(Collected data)
--------------------------------------------------

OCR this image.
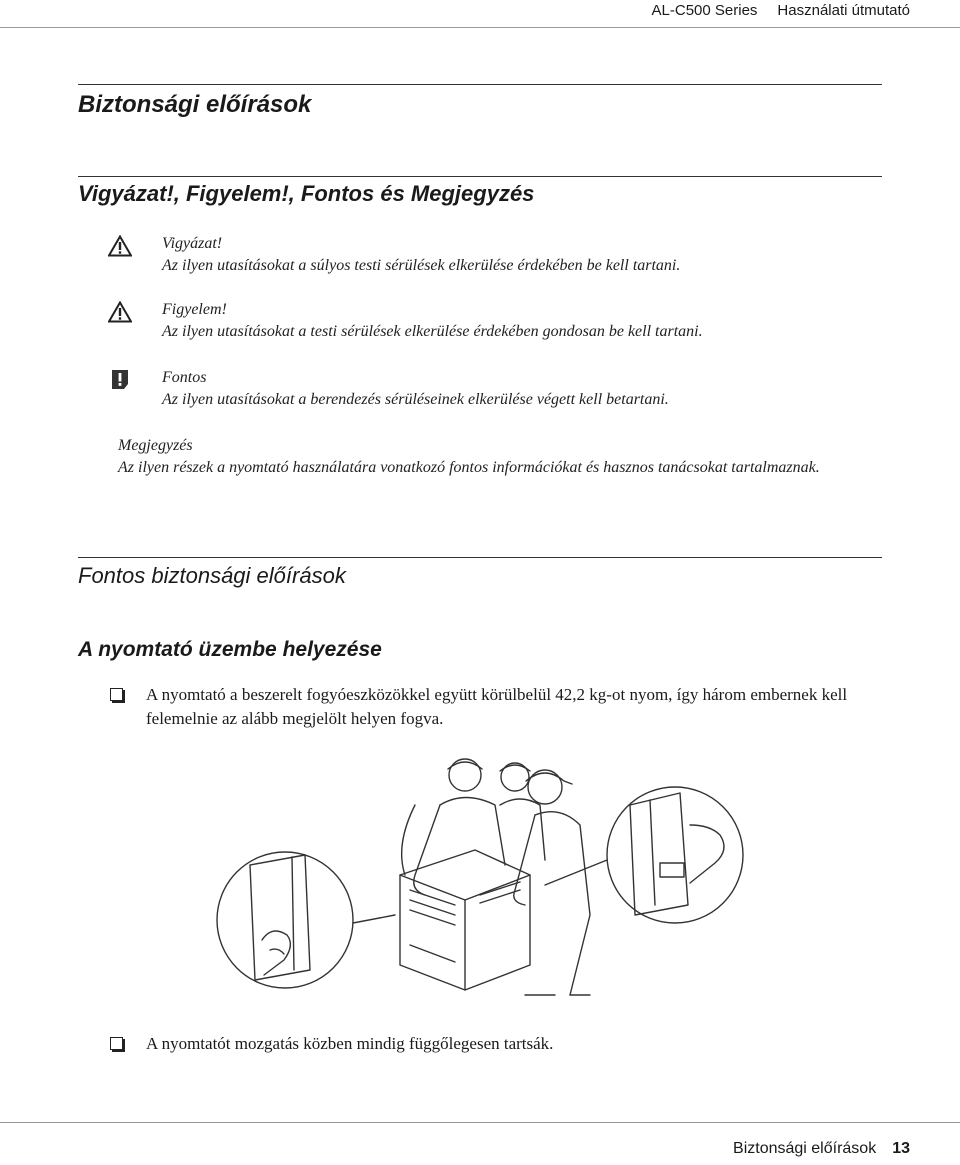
AL-C500 Series Használati útmutató
Biztonsági előírások
Vigyázat!, Figyelem!, Fontos és Megjegyzés
Vigyázat!
Az ilyen utasításokat a súlyos testi sérülések elkerülése érdekében be kell tartani.
Figyelem!
Az ilyen utasításokat a testi sérülések elkerülése érdekében gondosan be kell tartani.
Fontos
Az ilyen utasításokat a berendezés sérüléseinek elkerülése végett kell betartani.
Megjegyzés
Az ilyen részek a nyomtató használatára vonatkozó fontos információkat és hasznos tanácsokat tartalmaznak.
Fontos biztonsági előírások
A nyomtató üzembe helyezése
A nyomtató a beszerelt fogyóeszközökkel együtt körülbelül 42,2 kg-ot nyom, így három embernek kell felemelnie az alább megjelölt helyen fogva.
A nyomtatót mozgatás közben mindig függőlegesen tartsák.
Biztonsági előírások 13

--------------------------------------------------

== Task brief ==
Every line above should be repeated exactly; pictures stay out of the copy.

== Finished answer ==
OCR this image.
AL-C500 Series Használati útmutató
Biztonsági előírások
Vigyázat!, Figyelem!, Fontos és Megjegyzés
Vigyázat!
Az ilyen utasításokat a súlyos testi sérülések elkerülése érdekében be kell tartani.
Figyelem!
Az ilyen utasításokat a testi sérülések elkerülése érdekében gondosan be kell tartani.
Fontos
Az ilyen utasításokat a berendezés sérüléseinek elkerülése végett kell betartani.
Megjegyzés
Az ilyen részek a nyomtató használatára vonatkozó fontos információkat és hasznos tanácsokat tartalmaznak.
Fontos biztonsági előírások
A nyomtató üzembe helyezése
A nyomtató a beszerelt fogyóeszközökkel együtt körülbelül 42,2 kg-ot nyom, így három embernek kell felemelnie az alább megjelölt helyen fogva.
A nyomtatót mozgatás közben mindig függőlegesen tartsák.
Biztonsági előírások 13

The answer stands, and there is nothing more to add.